§ **DATA FOR THIS EXERCISE**:
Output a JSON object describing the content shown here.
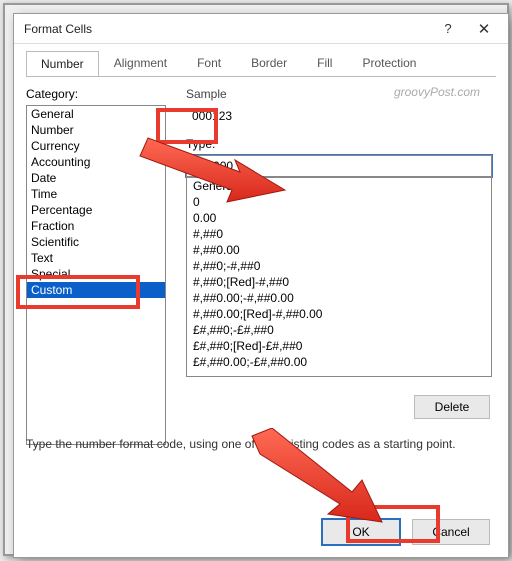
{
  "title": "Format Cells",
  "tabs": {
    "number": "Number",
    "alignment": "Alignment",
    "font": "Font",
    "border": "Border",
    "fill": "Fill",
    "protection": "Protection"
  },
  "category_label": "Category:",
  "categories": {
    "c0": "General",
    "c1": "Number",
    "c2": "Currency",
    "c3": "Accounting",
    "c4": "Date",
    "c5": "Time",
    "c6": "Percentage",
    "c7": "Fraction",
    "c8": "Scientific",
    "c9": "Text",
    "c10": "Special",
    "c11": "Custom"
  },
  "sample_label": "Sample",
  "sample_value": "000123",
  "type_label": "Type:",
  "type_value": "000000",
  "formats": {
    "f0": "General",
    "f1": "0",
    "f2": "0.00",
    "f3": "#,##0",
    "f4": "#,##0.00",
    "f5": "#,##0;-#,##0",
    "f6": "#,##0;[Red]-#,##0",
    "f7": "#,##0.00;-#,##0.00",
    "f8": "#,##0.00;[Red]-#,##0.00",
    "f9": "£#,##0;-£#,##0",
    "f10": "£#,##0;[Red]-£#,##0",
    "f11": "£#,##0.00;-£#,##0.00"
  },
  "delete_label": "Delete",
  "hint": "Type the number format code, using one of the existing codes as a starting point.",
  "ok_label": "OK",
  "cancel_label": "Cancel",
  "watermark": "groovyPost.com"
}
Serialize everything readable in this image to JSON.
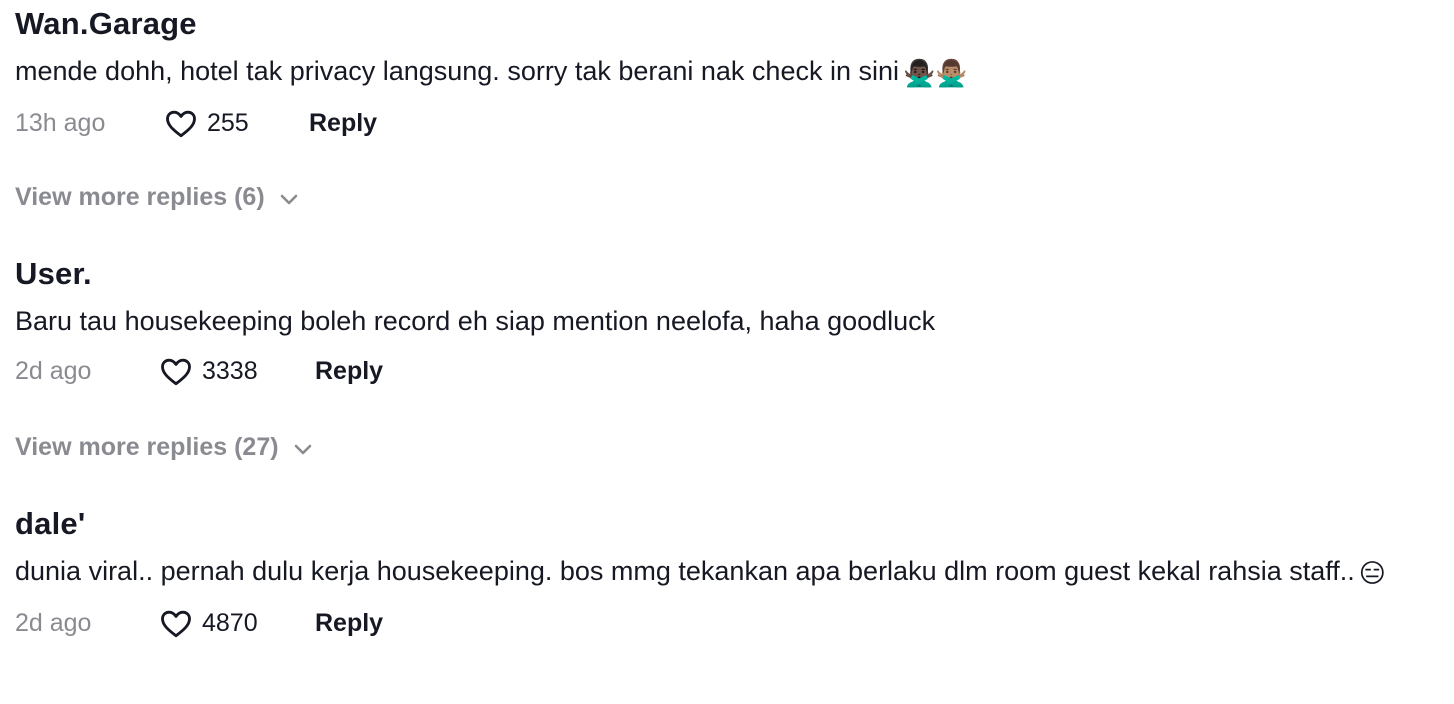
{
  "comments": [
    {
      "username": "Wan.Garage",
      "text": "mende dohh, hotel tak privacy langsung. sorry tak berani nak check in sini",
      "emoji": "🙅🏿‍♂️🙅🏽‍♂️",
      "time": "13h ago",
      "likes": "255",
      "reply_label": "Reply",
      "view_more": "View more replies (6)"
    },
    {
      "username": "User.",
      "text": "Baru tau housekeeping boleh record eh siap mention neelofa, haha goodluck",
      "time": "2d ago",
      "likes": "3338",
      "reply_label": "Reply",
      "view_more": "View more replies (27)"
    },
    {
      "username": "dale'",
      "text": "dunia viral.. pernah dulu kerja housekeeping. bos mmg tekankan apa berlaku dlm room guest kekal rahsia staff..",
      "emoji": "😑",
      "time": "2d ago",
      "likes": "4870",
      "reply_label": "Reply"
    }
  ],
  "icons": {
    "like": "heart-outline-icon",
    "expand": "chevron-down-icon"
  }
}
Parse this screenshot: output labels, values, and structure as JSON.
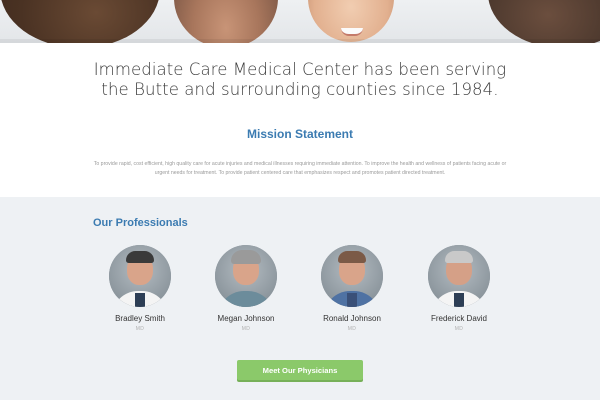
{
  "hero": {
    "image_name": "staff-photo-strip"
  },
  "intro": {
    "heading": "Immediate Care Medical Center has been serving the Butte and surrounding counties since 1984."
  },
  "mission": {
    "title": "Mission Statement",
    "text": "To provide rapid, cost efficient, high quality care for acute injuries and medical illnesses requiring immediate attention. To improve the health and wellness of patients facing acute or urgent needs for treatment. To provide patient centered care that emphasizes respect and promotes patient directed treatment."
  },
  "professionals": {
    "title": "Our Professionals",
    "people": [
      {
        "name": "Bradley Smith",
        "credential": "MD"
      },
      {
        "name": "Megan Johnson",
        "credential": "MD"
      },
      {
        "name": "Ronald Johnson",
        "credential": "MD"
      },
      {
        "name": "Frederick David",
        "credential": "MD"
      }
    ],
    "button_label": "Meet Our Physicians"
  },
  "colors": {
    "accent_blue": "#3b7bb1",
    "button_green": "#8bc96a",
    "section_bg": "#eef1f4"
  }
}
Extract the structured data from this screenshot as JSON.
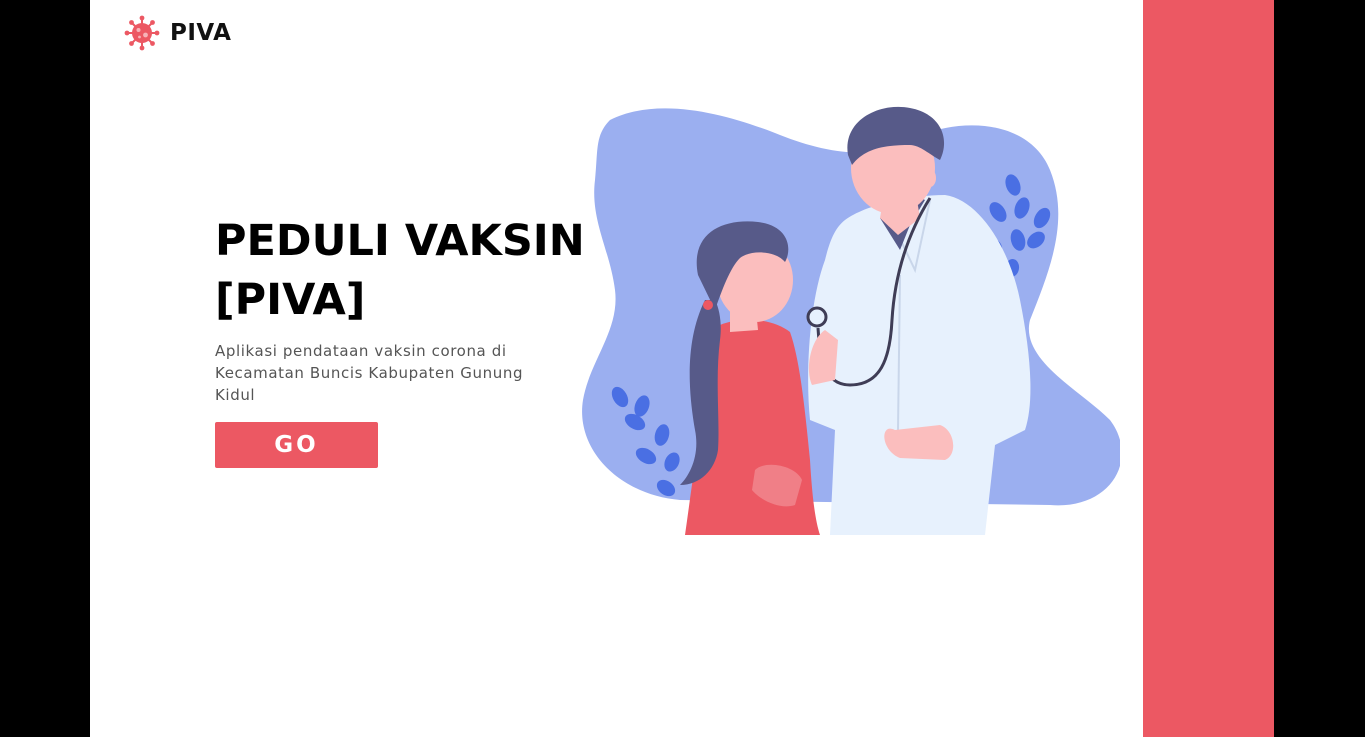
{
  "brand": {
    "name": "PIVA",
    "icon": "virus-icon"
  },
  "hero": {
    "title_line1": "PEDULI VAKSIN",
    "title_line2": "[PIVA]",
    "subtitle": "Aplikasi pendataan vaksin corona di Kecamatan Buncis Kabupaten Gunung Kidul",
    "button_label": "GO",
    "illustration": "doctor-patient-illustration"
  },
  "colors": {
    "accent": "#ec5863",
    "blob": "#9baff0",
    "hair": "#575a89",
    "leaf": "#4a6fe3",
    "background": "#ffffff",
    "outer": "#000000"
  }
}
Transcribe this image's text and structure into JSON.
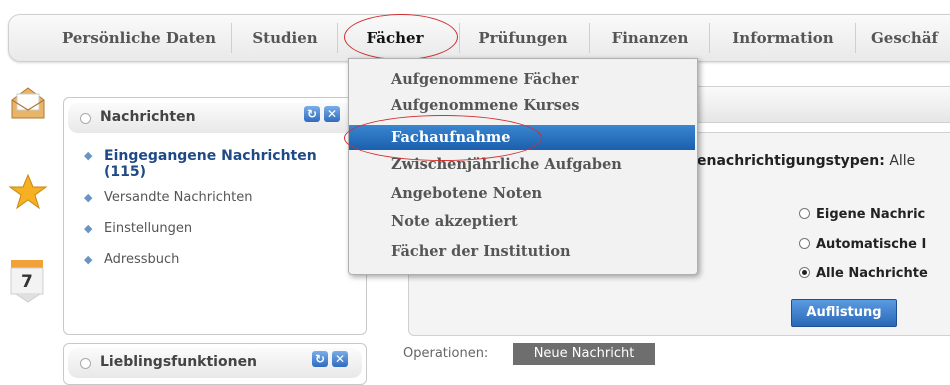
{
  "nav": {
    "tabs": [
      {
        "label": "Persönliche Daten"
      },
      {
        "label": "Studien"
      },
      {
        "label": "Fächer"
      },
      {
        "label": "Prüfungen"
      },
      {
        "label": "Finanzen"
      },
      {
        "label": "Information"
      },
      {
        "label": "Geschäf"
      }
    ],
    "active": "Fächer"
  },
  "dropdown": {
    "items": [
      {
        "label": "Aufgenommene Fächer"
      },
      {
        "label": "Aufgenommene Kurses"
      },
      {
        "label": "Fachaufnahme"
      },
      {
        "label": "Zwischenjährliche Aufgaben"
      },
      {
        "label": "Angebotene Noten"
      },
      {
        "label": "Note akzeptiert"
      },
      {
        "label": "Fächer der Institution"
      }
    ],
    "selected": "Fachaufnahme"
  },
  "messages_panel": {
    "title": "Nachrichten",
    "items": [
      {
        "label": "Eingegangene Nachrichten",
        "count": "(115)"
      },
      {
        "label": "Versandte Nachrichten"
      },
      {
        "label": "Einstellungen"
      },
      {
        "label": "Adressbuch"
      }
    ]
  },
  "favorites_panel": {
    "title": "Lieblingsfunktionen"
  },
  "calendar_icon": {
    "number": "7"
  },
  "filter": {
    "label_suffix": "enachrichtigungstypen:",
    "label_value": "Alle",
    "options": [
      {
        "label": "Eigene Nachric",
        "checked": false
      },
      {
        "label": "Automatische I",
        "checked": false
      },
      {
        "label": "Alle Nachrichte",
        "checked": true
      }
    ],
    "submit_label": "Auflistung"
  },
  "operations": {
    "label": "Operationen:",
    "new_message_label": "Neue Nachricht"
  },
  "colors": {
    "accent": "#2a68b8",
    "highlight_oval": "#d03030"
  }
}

§ **EXERCISE GOAL**: Lines of the material that contain the word "Johnson" are to be gathered.

§ **RESPONSE TO THIS TASK**:
        "name": "Megan Johnson",
        "name": "Ronald Johnson",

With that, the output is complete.